Write out the complete material exactly as it stands.

^^^^^^^^

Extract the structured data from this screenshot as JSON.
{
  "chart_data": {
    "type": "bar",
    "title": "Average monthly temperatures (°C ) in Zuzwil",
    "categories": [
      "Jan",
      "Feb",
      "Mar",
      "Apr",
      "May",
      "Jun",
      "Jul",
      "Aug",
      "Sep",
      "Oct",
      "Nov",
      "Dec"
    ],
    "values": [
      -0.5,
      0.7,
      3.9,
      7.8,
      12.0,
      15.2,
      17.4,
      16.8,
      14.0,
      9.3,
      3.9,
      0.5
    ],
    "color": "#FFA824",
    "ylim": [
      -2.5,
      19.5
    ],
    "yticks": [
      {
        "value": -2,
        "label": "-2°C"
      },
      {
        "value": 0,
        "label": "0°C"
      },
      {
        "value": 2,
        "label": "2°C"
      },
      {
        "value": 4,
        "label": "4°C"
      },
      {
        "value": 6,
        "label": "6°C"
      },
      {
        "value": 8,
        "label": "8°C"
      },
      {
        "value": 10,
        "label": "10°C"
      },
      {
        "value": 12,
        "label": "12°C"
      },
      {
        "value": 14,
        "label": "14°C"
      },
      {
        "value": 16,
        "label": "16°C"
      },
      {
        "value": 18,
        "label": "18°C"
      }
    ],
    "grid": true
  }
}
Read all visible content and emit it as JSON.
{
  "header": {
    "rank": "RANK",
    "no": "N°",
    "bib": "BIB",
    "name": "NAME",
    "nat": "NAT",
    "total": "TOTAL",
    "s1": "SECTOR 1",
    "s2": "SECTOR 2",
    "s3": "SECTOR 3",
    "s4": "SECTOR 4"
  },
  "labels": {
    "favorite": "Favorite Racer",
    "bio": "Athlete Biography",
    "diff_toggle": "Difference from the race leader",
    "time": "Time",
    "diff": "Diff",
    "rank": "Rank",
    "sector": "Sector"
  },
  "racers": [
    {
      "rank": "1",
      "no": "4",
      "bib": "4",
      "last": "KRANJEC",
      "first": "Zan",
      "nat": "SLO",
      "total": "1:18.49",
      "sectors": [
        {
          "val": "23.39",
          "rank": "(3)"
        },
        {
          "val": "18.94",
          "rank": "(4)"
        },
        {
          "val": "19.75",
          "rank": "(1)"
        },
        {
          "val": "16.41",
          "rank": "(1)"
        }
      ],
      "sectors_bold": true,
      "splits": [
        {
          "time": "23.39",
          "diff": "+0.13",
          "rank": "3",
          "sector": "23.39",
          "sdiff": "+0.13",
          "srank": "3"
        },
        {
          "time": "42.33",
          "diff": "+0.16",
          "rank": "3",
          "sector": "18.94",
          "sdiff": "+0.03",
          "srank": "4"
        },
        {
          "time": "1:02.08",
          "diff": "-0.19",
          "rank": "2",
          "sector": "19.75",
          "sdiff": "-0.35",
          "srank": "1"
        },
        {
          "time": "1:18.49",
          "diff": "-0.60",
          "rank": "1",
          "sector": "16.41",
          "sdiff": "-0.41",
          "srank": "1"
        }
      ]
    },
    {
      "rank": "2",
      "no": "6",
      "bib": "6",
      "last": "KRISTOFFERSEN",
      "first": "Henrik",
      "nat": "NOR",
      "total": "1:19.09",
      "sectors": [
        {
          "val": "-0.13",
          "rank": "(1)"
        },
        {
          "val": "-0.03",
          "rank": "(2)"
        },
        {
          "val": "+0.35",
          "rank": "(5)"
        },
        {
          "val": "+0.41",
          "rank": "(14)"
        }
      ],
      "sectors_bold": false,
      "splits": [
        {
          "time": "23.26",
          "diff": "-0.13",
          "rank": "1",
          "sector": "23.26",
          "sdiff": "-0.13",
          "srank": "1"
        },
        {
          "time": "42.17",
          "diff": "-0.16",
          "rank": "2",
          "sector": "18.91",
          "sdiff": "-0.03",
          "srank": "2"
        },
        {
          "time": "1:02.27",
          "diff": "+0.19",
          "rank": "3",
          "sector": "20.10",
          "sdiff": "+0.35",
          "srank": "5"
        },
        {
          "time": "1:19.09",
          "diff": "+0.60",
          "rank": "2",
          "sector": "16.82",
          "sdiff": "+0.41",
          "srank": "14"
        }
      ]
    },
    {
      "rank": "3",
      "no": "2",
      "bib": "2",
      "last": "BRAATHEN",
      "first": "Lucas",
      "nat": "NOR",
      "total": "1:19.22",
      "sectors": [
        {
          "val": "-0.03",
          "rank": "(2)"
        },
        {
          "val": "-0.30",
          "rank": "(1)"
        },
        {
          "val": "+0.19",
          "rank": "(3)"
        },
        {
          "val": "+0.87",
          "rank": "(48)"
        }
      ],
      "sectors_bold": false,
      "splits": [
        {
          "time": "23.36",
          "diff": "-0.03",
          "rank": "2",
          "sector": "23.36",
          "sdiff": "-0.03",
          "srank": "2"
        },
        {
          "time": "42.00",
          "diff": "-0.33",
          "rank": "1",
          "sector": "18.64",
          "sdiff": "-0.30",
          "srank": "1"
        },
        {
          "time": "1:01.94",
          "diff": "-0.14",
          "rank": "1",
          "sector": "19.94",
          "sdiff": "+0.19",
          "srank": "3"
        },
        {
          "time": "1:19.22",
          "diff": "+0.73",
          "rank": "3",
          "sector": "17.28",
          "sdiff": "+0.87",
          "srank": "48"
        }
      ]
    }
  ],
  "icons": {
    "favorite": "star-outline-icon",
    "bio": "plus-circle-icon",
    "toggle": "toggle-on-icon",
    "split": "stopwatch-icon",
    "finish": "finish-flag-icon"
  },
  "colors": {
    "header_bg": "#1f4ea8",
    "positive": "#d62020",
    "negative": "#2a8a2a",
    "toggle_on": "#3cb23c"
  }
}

^^^^^^^^

= Exercise response =
Extract the structured data from this screenshot as JSON.
{
  "chart_data": {
    "type": "bar",
    "title": "Average monthly temperatures (°C ) in Zuzwil",
    "categories": [
      "Jan",
      "Feb",
      "Mar",
      "Apr",
      "May",
      "Jun",
      "Jul",
      "Aug",
      "Sep",
      "Oct",
      "Nov",
      "Dec"
    ],
    "values": [
      -0.5,
      0.7,
      3.9,
      7.8,
      12.0,
      15.2,
      17.4,
      16.8,
      14.0,
      9.3,
      3.9,
      0.5
    ],
    "color": "#FFA824",
    "ylim": [
      -2.5,
      19.5
    ],
    "yticks": [
      {
        "value": -2,
        "label": "-2°C"
      },
      {
        "value": 0,
        "label": "0°C"
      },
      {
        "value": 2,
        "label": "2°C"
      },
      {
        "value": 4,
        "label": "4°C"
      },
      {
        "value": 6,
        "label": "6°C"
      },
      {
        "value": 8,
        "label": "8°C"
      },
      {
        "value": 10,
        "label": "10°C"
      },
      {
        "value": 12,
        "label": "12°C"
      },
      {
        "value": 14,
        "label": "14°C"
      },
      {
        "value": 16,
        "label": "16°C"
      },
      {
        "value": 18,
        "label": "18°C"
      }
    ],
    "grid": true
  }
}
Read all visible content and emit it as JSON.
{
  "header": {
    "rank": "RANK",
    "no": "N°",
    "bib": "BIB",
    "name": "NAME",
    "nat": "NAT",
    "total": "TOTAL",
    "s1": "SECTOR 1",
    "s2": "SECTOR 2",
    "s3": "SECTOR 3",
    "s4": "SECTOR 4"
  },
  "labels": {
    "favorite": "Favorite Racer",
    "bio": "Athlete Biography",
    "diff_toggle": "Difference from the race leader",
    "time": "Time",
    "diff": "Diff",
    "rank": "Rank",
    "sector": "Sector"
  },
  "racers": [
    {
      "rank": "1",
      "no": "4",
      "bib": "4",
      "last": "KRANJEC",
      "first": "Zan",
      "nat": "SLO",
      "total": "1:18.49",
      "sectors": [
        {
          "val": "23.39",
          "rank": "(3)"
        },
        {
          "val": "18.94",
          "rank": "(4)"
        },
        {
          "val": "19.75",
          "rank": "(1)"
        },
        {
          "val": "16.41",
          "rank": "(1)"
        }
      ],
      "sectors_bold": true,
      "splits": [
        {
          "time": "23.39",
          "diff": "+0.13",
          "rank": "3",
          "sector": "23.39",
          "sdiff": "+0.13",
          "srank": "3"
        },
        {
          "time": "42.33",
          "diff": "+0.16",
          "rank": "3",
          "sector": "18.94",
          "sdiff": "+0.03",
          "srank": "4"
        },
        {
          "time": "1:02.08",
          "diff": "-0.19",
          "rank": "2",
          "sector": "19.75",
          "sdiff": "-0.35",
          "srank": "1"
        },
        {
          "time": "1:18.49",
          "diff": "-0.60",
          "rank": "1",
          "sector": "16.41",
          "sdiff": "-0.41",
          "srank": "1"
        }
      ]
    },
    {
      "rank": "2",
      "no": "6",
      "bib": "6",
      "last": "KRISTOFFERSEN",
      "first": "Henrik",
      "nat": "NOR",
      "total": "1:19.09",
      "sectors": [
        {
          "val": "-0.13",
          "rank": "(1)"
        },
        {
          "val": "-0.03",
          "rank": "(2)"
        },
        {
          "val": "+0.35",
          "rank": "(5)"
        },
        {
          "val": "+0.41",
          "rank": "(14)"
        }
      ],
      "sectors_bold": false,
      "splits": [
        {
          "time": "23.26",
          "diff": "-0.13",
          "rank": "1",
          "sector": "23.26",
          "sdiff": "-0.13",
          "srank": "1"
        },
        {
          "time": "42.17",
          "diff": "-0.16",
          "rank": "2",
          "sector": "18.91",
          "sdiff": "-0.03",
          "srank": "2"
        },
        {
          "time": "1:02.27",
          "diff": "+0.19",
          "rank": "3",
          "sector": "20.10",
          "sdiff": "+0.35",
          "srank": "5"
        },
        {
          "time": "1:19.09",
          "diff": "+0.60",
          "rank": "2",
          "sector": "16.82",
          "sdiff": "+0.41",
          "srank": "14"
        }
      ]
    },
    {
      "rank": "3",
      "no": "2",
      "bib": "2",
      "last": "BRAATHEN",
      "first": "Lucas",
      "nat": "NOR",
      "total": "1:19.22",
      "sectors": [
        {
          "val": "-0.03",
          "rank": "(2)"
        },
        {
          "val": "-0.30",
          "rank": "(1)"
        },
        {
          "val": "+0.19",
          "rank": "(3)"
        },
        {
          "val": "+0.87",
          "rank": "(48)"
        }
      ],
      "sectors_bold": false,
      "splits": [
        {
          "time": "23.36",
          "diff": "-0.03",
          "rank": "2",
          "sector": "23.36",
          "sdiff": "-0.03",
          "srank": "2"
        },
        {
          "time": "42.00",
          "diff": "-0.33",
          "rank": "1",
          "sector": "18.64",
          "sdiff": "-0.30",
          "srank": "1"
        },
        {
          "time": "1:01.94",
          "diff": "-0.14",
          "rank": "1",
          "sector": "19.94",
          "sdiff": "+0.19",
          "srank": "3"
        },
        {
          "time": "1:19.22",
          "diff": "+0.73",
          "rank": "3",
          "sector": "17.28",
          "sdiff": "+0.87",
          "srank": "48"
        }
      ]
    }
  ],
  "icons": {
    "favorite": "star-outline-icon",
    "bio": "plus-circle-icon",
    "toggle": "toggle-on-icon",
    "split": "stopwatch-icon",
    "finish": "finish-flag-icon"
  },
  "colors": {
    "header_bg": "#1f4ea8",
    "positive": "#d62020",
    "negative": "#2a8a2a",
    "toggle_on": "#3cb23c"
  }
}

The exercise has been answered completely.